GIVEN TASK
Take the lines from the one with "Extract all readable text from this page." through the end of the material below and repeat them exactly, dropping every picture.

[Stored records]
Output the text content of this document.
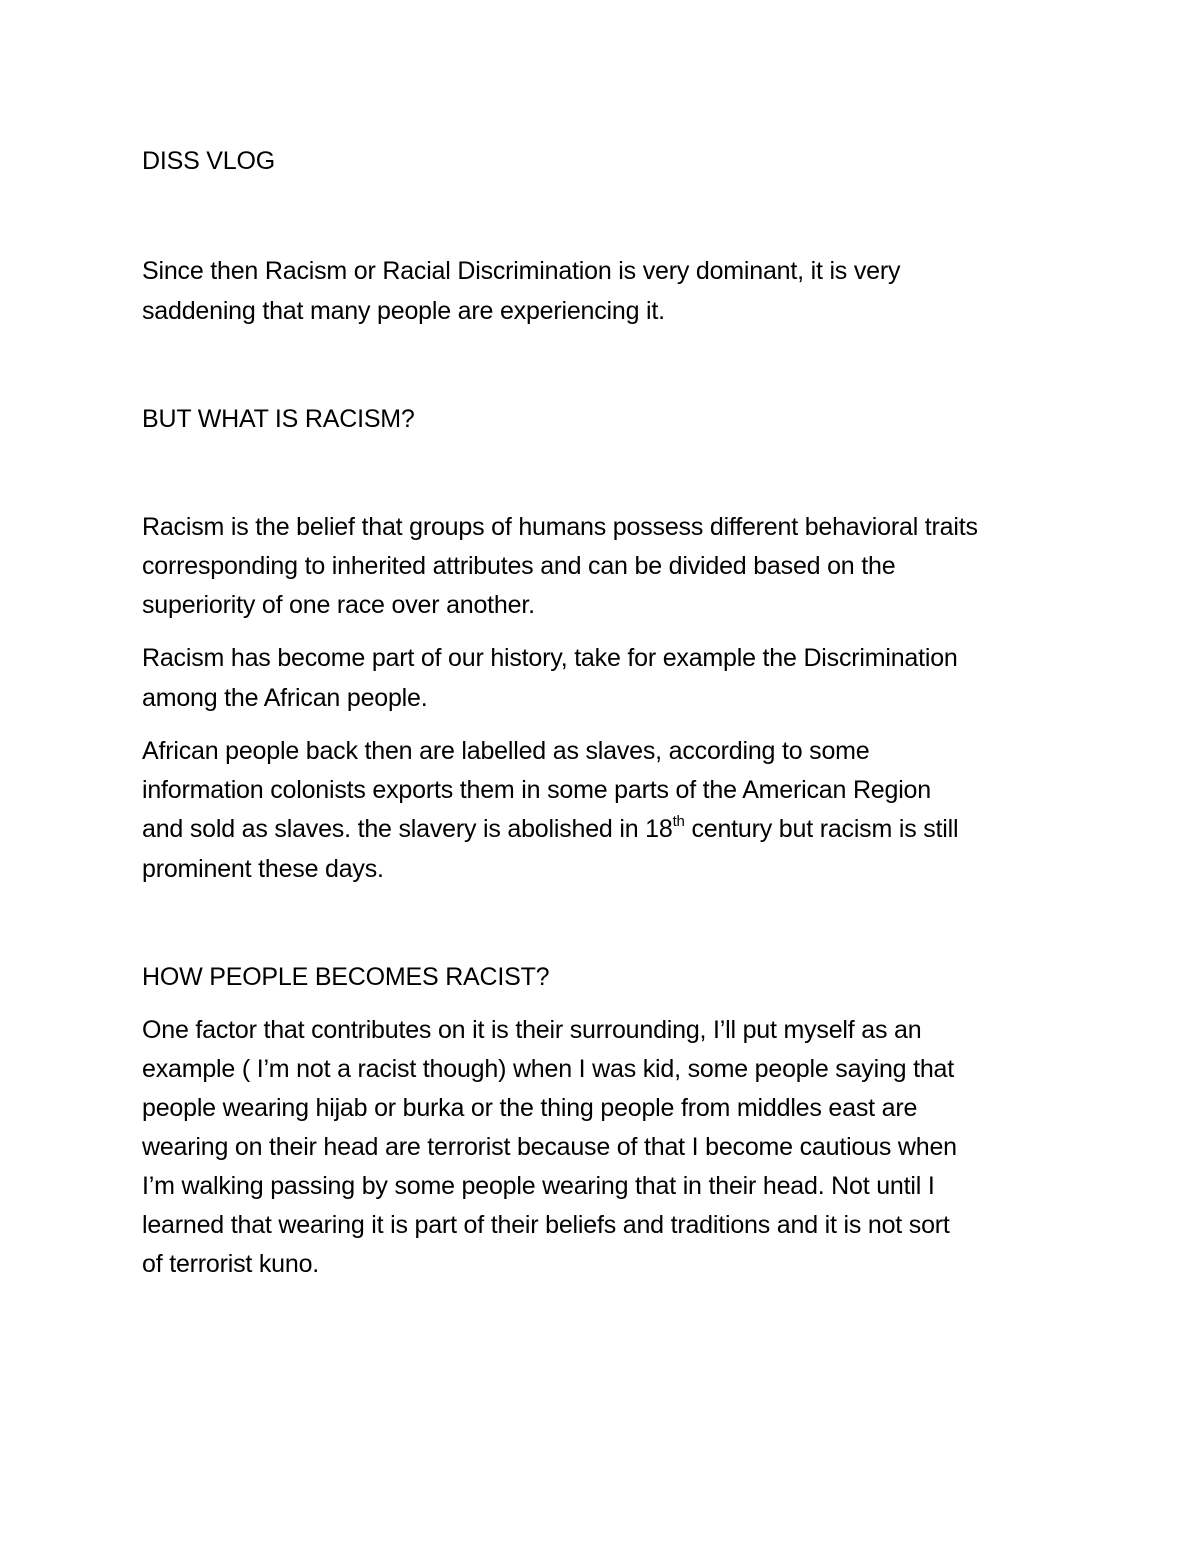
DISS VLOG

Since then Racism or Racial Discrimination is very dominant, it is very

saddening that many people are experiencing it.

BUT WHAT IS RACISM?

Racism is the belief that groups of humans possess different behavioral traits

corresponding to inherited attributes and can be divided based on the

superiority of one race over another.

Racism has become part of our history, take for example the Discrimination

among the African people.

African people back then are labelled as slaves, according to some

information colonists exports them in some parts of the American Region

and sold as slaves. the slavery is abolished in 18th century but racism is still

prominent these days.

HOW PEOPLE BECOMES RACIST?

One factor that contributes on it is their surrounding, I’ll put myself as an

example ( I’m not a racist though) when I was kid, some people saying that

people wearing hijab or burka or the thing people from middles east are

wearing on their head are terrorist because of that I become cautious when

I’m walking passing by some people wearing that in their head. Not until I

learned that wearing it is part of their beliefs and traditions and it is not sort

of terrorist kuno.
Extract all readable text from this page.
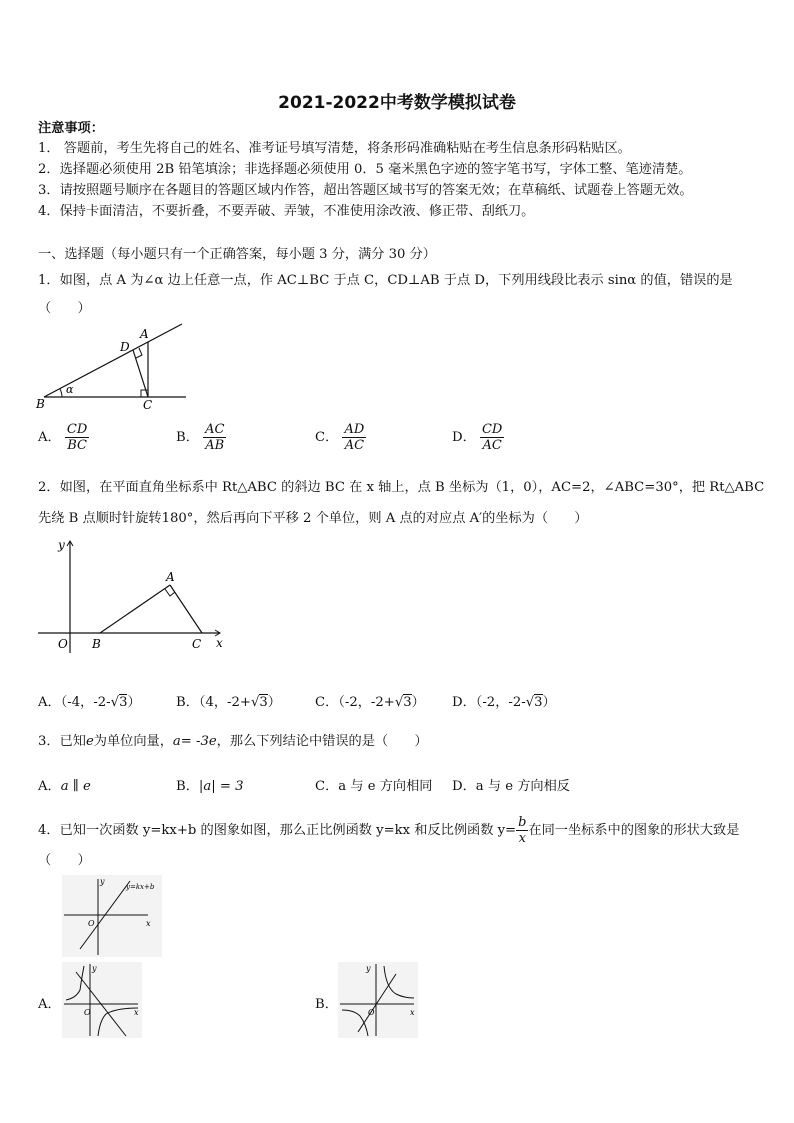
2021-2022中考数学模拟试卷
注意事项：
1． 答题前，考生先将自己的姓名、准考证号填写清楚，将条形码准确粘贴在考生信息条形码粘贴区。
2．选择题必须使用 2B 铅笔填涂；非选择题必须使用 0．5 毫米黑色字迹的签字笔书写，字体工整、笔迹清楚。
3．请按照题号顺序在各题目的答题区域内作答，超出答题区域书写的答案无效；在草稿纸、试题卷上答题无效。
4．保持卡面清洁，不要折叠，不要弄破、弄皱，不准使用涂改液、修正带、刮纸刀。
一、选择题（每小题只有一个正确答案，每小题 3 分，满分 30 分）
1．如图，点 A 为∠α 边上任意一点，作 AC⊥BC 于点 C，CD⊥AB 于点 D，下列用线段比表示 sinα 的值，错误的是
（　　）
B	C
A
D
α
A． $\frac{CD}{BC}$	B． $\frac{AC}{AB}$	C． $\frac{AD}{AC}$	D． $\frac{CD}{AC}$
2．如图，在平面直角坐标系中 Rt△ABC 的斜边 BC 在 x 轴上，点 B 坐标为（1，0），AC=2，∠ABC=30°，把 Rt△ABC
先绕 B 点顺时针旋转180°，然后再向下平移 2 个单位，则 A 点的对应点 A′的坐标为（　　）
y
x
O B	C
A
A．（-4，-2-√3）	B．（4，-2+√3）	C．（-2，-2+√3） D．（-2，-2-√3）
3．已知e为单位向量，a= -3e，那么下列结论中错误的是（　　）
A．a ∥ e	B．|a| = 3	C．a 与 e 方向相同 D．a 与 e 方向相反
4．已知一次函数 y=kx+b 的图象如图，那么正比例函数 y=kx 和反比例函数 $y= \frac{b}{x}$ 在同一坐标系中的图象的形状大致是
（　　）
y
x
O
y=kx+b
A．
y
x
O
B．
y
x
O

RESULT OF THE EXERCISE
Extract all readable text from this page.
2021-2022中考数学模拟试卷
注意事项：
1． 答题前，考生先将自己的姓名、准考证号填写清楚，将条形码准确粘贴在考生信息条形码粘贴区。
2．选择题必须使用 2B 铅笔填涂；非选择题必须使用 0．5 毫米黑色字迹的签字笔书写，字体工整、笔迹清楚。
3．请按照题号顺序在各题目的答题区域内作答，超出答题区域书写的答案无效；在草稿纸、试题卷上答题无效。
4．保持卡面清洁，不要折叠，不要弄破、弄皱，不准使用涂改液、修正带、刮纸刀。
一、选择题（每小题只有一个正确答案，每小题 3 分，满分 30 分）
1．如图，点 A 为∠α 边上任意一点，作 AC⊥BC 于点 C，CD⊥AB 于点 D，下列用线段比表示 sinα 的值，错误的是
（　　）
B	C
A
D
α
A． $\frac{CD}{BC}$	B． $\frac{AC}{AB}$	C． $\frac{AD}{AC}$	D． $\frac{CD}{AC}$
2．如图，在平面直角坐标系中 Rt△ABC 的斜边 BC 在 x 轴上，点 B 坐标为（1，0），AC=2，∠ABC=30°，把 Rt△ABC
先绕 B 点顺时针旋转180°，然后再向下平移 2 个单位，则 A 点的对应点 A′的坐标为（　　）
y
x
O B	C
A
A．（-4，-2-√3）	B．（4，-2+√3）	C．（-2，-2+√3） D．（-2，-2-√3）
3．已知e为单位向量，a= -3e，那么下列结论中错误的是（　　）
A．a ∥ e	B．|a| = 3	C．a 与 e 方向相同 D．a 与 e 方向相反
4．已知一次函数 y=kx+b 的图象如图，那么正比例函数 y=kx 和反比例函数 $y= \frac{b}{x}$ 在同一坐标系中的图象的形状大致是
（　　）
y
x
O
y=kx+b
A．
y
x
O
B．
y
x
O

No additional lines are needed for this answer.